§ **Data lines**:
^^^^^^^^

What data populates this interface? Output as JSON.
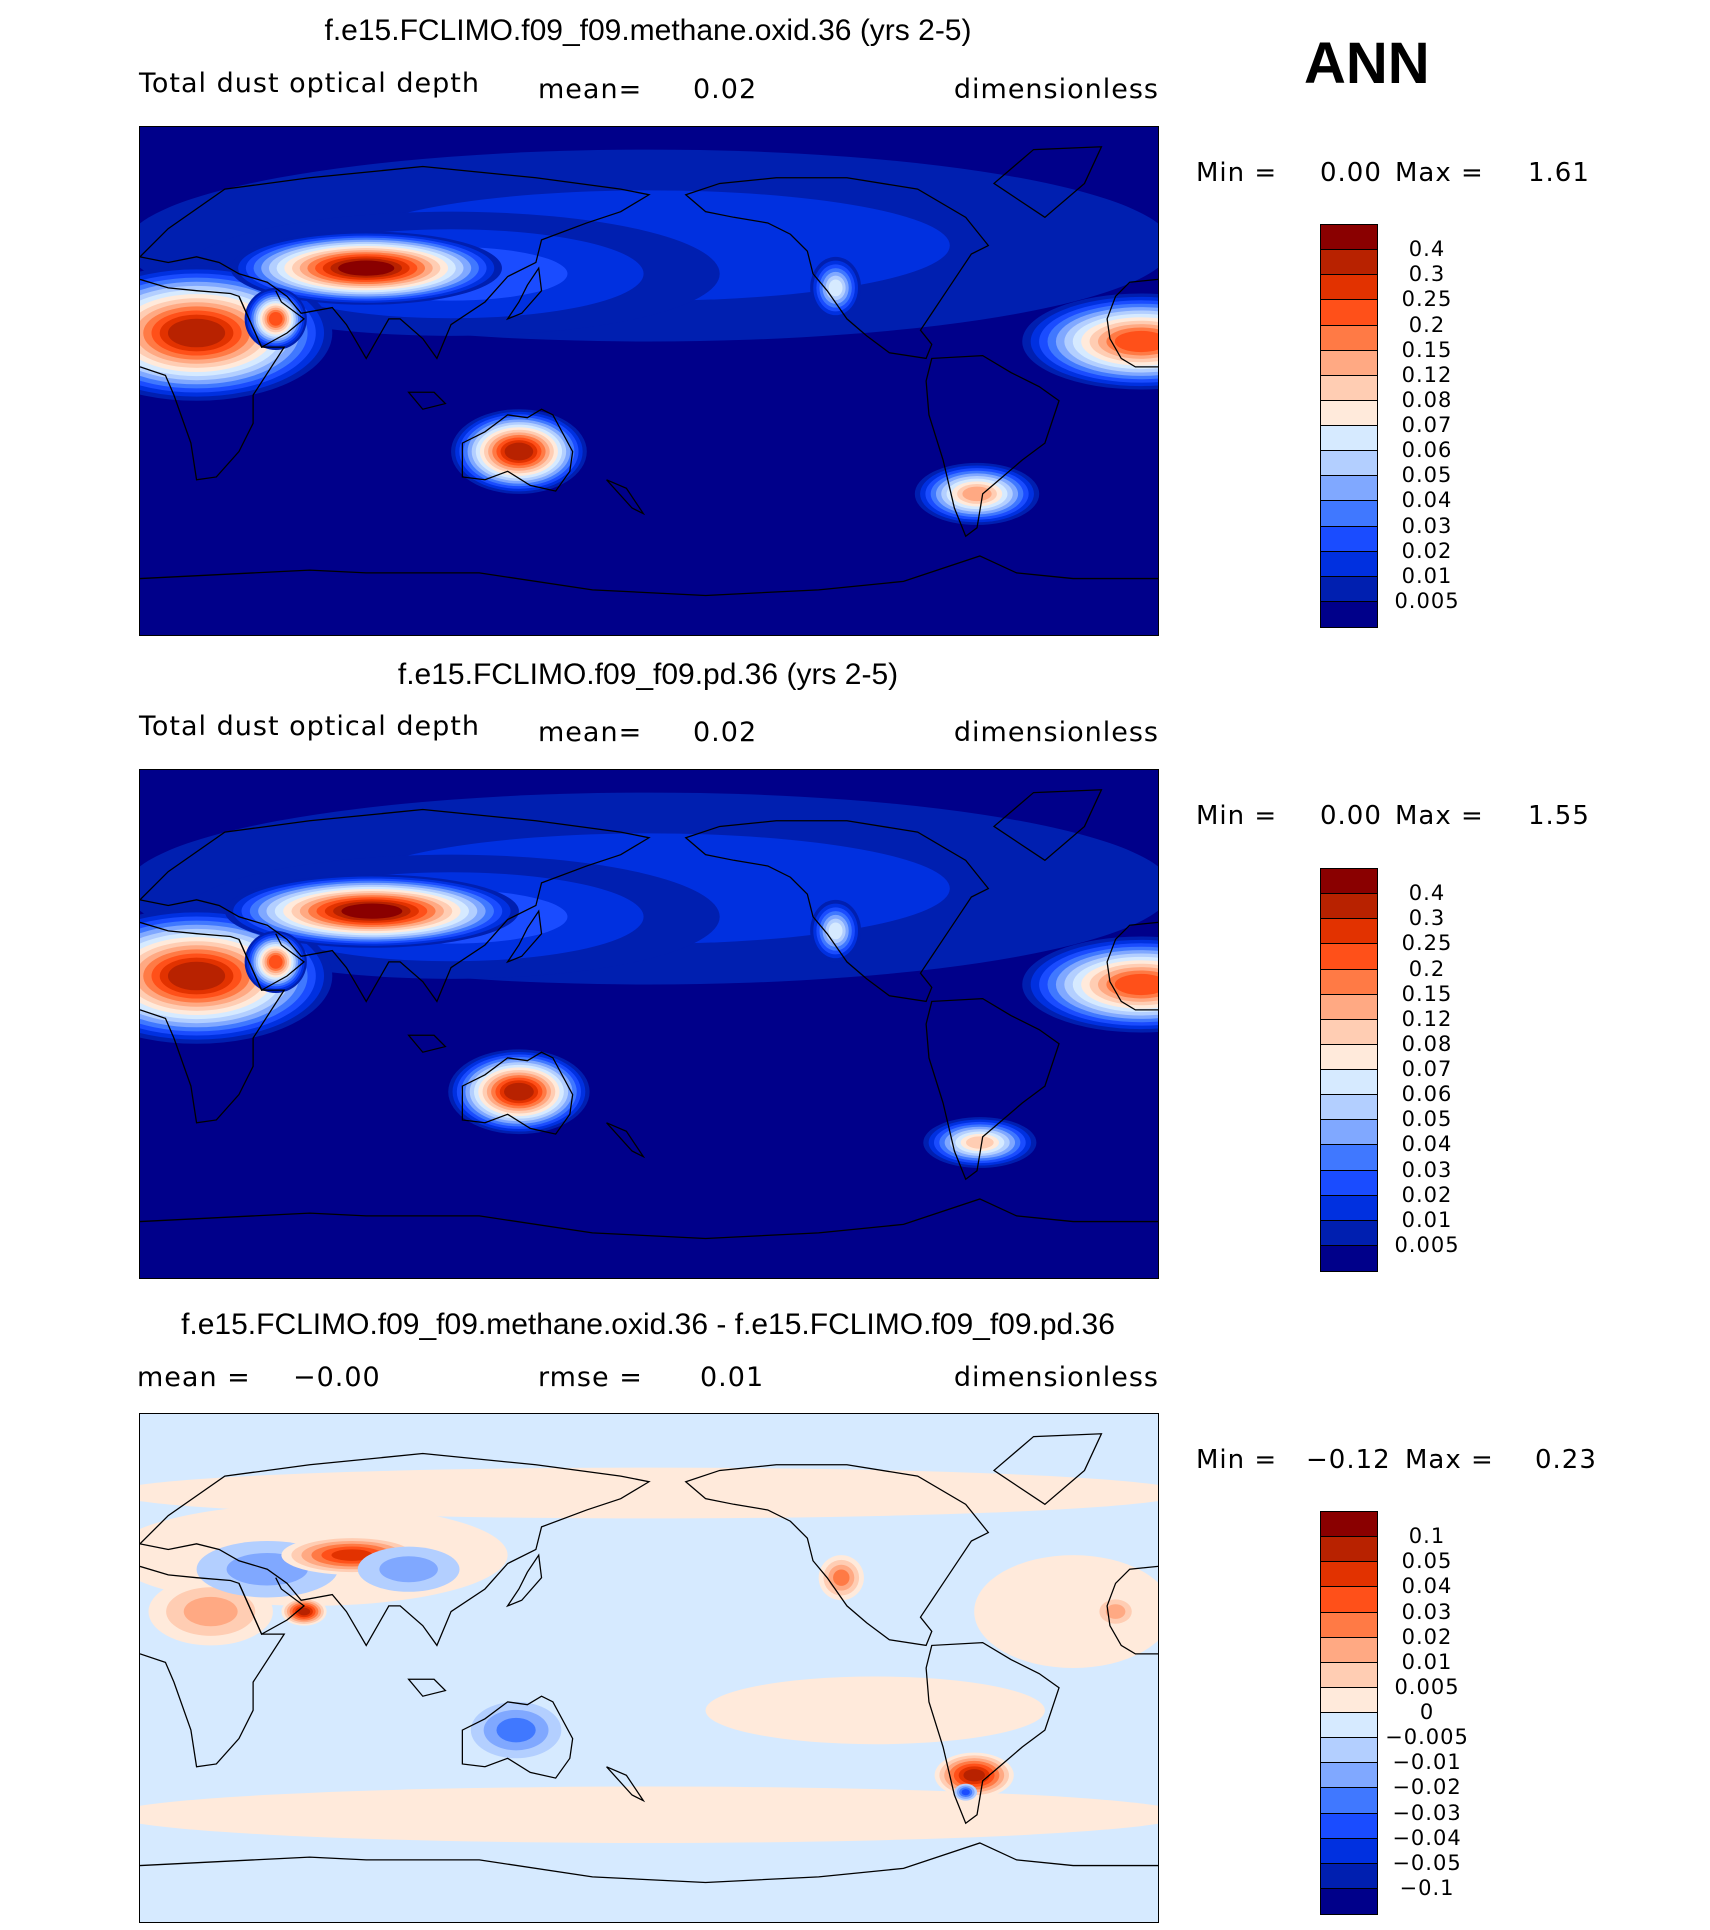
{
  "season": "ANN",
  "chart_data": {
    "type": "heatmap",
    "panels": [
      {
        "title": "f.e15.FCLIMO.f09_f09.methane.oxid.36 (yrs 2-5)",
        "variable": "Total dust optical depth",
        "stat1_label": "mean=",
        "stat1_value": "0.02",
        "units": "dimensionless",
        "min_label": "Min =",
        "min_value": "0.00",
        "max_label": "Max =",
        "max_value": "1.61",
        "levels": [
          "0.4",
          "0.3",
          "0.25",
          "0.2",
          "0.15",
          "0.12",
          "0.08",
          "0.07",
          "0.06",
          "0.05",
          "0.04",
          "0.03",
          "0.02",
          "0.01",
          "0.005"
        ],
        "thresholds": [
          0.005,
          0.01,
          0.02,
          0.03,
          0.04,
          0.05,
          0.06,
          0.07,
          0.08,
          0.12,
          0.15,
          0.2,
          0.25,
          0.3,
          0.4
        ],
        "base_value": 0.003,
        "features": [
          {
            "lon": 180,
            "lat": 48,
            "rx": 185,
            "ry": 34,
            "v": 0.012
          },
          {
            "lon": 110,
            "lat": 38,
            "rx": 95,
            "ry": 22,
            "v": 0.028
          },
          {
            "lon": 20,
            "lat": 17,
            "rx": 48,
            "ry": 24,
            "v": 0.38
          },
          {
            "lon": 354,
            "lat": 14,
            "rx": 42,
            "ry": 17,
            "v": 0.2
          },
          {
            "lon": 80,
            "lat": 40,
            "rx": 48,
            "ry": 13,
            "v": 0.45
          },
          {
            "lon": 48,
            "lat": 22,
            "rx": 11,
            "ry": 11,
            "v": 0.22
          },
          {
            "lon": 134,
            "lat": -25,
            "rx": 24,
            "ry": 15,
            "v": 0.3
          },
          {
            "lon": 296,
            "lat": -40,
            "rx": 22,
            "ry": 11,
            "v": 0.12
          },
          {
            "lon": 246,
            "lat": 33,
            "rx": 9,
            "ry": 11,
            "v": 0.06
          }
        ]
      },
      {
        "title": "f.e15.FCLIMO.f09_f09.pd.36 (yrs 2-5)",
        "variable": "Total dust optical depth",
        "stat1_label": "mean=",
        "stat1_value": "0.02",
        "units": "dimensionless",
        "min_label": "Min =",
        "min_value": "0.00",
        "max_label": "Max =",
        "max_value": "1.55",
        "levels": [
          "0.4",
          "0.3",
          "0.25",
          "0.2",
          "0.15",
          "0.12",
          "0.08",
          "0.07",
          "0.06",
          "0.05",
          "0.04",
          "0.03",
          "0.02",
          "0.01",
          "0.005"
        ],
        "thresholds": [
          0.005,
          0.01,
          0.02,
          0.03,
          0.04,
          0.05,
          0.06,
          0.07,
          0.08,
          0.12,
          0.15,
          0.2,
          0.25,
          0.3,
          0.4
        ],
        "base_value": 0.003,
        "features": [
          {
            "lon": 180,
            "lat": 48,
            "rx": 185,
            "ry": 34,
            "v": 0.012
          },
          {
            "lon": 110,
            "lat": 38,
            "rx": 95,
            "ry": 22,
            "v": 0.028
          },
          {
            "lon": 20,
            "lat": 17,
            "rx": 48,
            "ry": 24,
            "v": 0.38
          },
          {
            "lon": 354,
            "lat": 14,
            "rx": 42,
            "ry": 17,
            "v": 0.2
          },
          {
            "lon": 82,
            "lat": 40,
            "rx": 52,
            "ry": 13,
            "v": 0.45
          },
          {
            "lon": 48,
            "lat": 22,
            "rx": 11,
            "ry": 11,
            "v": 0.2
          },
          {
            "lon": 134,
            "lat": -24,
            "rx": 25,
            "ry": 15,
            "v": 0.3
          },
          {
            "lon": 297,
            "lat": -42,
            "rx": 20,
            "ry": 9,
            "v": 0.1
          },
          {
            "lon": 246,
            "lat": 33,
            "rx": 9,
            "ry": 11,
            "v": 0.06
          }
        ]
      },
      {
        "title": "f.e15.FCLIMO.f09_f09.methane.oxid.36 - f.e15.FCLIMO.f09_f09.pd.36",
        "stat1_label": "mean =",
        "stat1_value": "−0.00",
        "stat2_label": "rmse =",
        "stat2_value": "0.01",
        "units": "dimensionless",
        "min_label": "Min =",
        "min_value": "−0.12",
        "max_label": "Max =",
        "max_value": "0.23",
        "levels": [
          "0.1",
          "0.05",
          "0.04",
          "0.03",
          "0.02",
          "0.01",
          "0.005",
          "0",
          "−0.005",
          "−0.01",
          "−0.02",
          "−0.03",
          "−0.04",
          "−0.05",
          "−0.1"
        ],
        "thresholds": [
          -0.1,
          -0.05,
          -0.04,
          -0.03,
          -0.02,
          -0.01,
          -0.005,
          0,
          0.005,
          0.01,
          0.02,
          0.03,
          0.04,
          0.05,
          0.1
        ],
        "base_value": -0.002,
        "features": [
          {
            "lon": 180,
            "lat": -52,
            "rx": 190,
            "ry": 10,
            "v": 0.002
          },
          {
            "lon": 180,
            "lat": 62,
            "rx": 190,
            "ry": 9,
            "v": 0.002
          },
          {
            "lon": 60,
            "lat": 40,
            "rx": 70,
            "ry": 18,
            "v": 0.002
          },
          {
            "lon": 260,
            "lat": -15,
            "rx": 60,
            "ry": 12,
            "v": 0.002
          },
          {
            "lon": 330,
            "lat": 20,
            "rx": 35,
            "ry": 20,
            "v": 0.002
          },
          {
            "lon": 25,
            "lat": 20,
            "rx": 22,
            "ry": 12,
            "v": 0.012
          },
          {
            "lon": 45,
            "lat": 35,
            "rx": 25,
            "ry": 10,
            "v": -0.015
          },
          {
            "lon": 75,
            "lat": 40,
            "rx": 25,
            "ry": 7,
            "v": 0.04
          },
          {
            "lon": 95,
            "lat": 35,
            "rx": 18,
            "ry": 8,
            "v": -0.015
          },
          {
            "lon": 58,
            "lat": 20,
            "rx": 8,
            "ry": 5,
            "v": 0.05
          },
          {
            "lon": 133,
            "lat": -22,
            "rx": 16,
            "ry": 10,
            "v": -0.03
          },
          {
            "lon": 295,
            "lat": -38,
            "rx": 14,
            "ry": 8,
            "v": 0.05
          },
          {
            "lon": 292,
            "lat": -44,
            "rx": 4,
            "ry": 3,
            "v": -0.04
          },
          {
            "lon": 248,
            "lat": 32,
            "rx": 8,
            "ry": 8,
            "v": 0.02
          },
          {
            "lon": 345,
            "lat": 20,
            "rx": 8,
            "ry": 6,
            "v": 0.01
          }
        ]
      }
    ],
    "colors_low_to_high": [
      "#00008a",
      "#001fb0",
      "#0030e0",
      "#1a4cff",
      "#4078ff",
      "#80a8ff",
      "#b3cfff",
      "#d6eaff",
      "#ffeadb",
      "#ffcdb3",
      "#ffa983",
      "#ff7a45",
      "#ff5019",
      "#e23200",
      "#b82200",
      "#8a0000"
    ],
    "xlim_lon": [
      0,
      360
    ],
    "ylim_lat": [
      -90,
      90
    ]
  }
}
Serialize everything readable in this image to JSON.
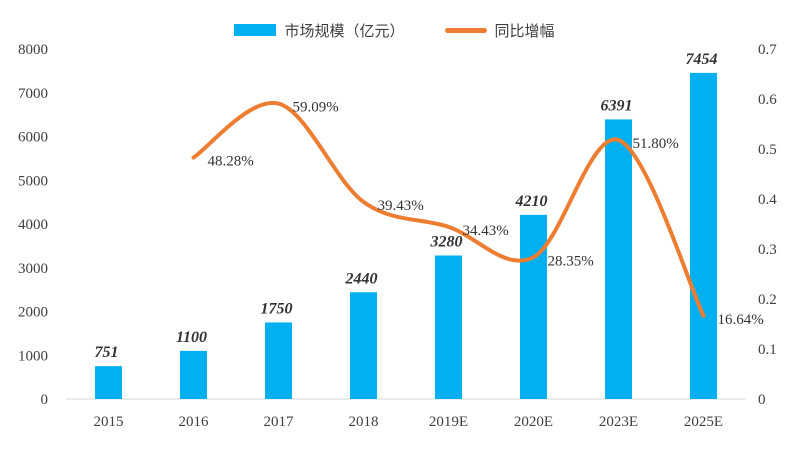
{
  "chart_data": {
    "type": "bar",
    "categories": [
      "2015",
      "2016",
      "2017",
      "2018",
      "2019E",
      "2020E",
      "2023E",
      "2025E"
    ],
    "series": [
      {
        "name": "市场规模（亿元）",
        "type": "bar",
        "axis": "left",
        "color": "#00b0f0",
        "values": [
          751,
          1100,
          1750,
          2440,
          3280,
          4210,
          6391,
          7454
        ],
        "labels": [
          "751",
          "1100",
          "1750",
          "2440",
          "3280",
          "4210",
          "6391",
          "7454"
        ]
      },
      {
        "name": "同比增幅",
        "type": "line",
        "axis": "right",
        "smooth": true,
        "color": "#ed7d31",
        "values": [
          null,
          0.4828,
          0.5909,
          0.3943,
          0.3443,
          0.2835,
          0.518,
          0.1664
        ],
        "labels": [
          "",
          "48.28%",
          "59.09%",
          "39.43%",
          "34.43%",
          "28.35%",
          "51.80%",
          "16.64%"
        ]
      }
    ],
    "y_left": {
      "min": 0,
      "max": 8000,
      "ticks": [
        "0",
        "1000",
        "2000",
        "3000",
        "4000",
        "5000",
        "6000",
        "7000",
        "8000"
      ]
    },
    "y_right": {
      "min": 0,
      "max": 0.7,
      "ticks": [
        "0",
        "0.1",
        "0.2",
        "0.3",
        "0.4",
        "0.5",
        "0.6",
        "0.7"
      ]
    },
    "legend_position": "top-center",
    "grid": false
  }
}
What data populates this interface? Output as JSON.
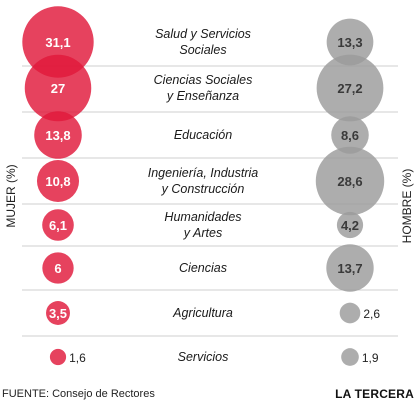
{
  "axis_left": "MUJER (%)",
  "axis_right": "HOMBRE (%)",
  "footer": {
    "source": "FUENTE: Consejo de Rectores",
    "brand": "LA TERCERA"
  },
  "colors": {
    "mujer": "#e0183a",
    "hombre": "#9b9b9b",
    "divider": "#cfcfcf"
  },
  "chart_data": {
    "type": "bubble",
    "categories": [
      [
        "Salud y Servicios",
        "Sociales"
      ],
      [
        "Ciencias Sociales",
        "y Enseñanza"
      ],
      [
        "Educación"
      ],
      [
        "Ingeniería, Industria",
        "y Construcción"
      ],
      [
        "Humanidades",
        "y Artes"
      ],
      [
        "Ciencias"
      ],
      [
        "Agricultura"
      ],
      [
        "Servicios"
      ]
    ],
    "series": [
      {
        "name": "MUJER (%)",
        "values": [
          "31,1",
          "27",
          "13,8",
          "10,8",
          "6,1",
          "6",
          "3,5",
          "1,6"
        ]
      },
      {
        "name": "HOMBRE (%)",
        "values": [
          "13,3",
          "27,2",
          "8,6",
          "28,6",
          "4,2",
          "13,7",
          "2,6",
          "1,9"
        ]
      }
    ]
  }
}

^^^^^^^^

§ **What to work on**: Whichever lines contain the string "oxid", select and copy them.

§ **Result below**:
        "title": "f.e15.FCLIMO.f09_f09.methane.oxid.36 (yrs 2-5)",
        "title": "f.e15.FCLIMO.f09_f09.methane.oxid.36 - f.e15.FCLIMO.f09_f09.pd.36",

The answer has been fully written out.